What is required:
Produce a verbatim copy of the entries listed below.

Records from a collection
* * *

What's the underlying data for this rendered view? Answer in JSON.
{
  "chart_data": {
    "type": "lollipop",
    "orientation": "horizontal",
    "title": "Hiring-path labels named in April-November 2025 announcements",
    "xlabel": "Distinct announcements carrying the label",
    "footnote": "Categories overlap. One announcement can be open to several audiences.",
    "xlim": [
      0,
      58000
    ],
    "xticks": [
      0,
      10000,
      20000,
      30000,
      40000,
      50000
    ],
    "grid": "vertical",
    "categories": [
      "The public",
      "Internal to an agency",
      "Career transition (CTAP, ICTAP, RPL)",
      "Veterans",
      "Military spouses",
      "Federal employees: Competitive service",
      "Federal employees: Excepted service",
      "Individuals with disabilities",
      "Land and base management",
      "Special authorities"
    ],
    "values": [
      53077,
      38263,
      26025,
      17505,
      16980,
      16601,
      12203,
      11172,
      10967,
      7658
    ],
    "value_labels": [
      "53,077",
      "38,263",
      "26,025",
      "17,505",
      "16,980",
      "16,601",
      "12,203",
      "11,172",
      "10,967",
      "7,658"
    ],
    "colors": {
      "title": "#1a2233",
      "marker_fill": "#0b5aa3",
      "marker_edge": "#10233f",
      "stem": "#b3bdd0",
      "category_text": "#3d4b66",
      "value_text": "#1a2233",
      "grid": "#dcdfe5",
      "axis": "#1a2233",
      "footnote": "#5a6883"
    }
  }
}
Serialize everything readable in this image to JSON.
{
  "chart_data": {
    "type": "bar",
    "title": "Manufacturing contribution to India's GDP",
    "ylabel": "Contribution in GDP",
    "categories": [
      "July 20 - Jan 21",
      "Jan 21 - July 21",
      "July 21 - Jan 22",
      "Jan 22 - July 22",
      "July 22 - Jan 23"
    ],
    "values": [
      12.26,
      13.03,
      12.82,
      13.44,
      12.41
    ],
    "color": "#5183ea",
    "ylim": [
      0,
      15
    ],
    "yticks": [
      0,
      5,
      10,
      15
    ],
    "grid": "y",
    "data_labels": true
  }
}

* * *

Solution to this problem:
What's the underlying data for this rendered view? Answer in JSON.
{
  "chart_data": {
    "type": "lollipop",
    "orientation": "horizontal",
    "title": "Hiring-path labels named in April-November 2025 announcements",
    "xlabel": "Distinct announcements carrying the label",
    "footnote": "Categories overlap. One announcement can be open to several audiences.",
    "xlim": [
      0,
      58000
    ],
    "xticks": [
      0,
      10000,
      20000,
      30000,
      40000,
      50000
    ],
    "grid": "vertical",
    "categories": [
      "The public",
      "Internal to an agency",
      "Career transition (CTAP, ICTAP, RPL)",
      "Veterans",
      "Military spouses",
      "Federal employees: Competitive service",
      "Federal employees: Excepted service",
      "Individuals with disabilities",
      "Land and base management",
      "Special authorities"
    ],
    "values": [
      53077,
      38263,
      26025,
      17505,
      16980,
      16601,
      12203,
      11172,
      10967,
      7658
    ],
    "value_labels": [
      "53,077",
      "38,263",
      "26,025",
      "17,505",
      "16,980",
      "16,601",
      "12,203",
      "11,172",
      "10,967",
      "7,658"
    ],
    "colors": {
      "title": "#1a2233",
      "marker_fill": "#0b5aa3",
      "marker_edge": "#10233f",
      "stem": "#b3bdd0",
      "category_text": "#3d4b66",
      "value_text": "#1a2233",
      "grid": "#dcdfe5",
      "axis": "#1a2233",
      "footnote": "#5a6883"
    }
  }
}
Serialize everything readable in this image to JSON.
{
  "chart_data": {
    "type": "bar",
    "title": "Manufacturing contribution to India's GDP",
    "ylabel": "Contribution in GDP",
    "categories": [
      "July 20 - Jan 21",
      "Jan 21 - July 21",
      "July 21 - Jan 22",
      "Jan 22 - July 22",
      "July 22 - Jan 23"
    ],
    "values": [
      12.26,
      13.03,
      12.82,
      13.44,
      12.41
    ],
    "color": "#5183ea",
    "ylim": [
      0,
      15
    ],
    "yticks": [
      0,
      5,
      10,
      15
    ],
    "grid": "y",
    "data_labels": true
  }
}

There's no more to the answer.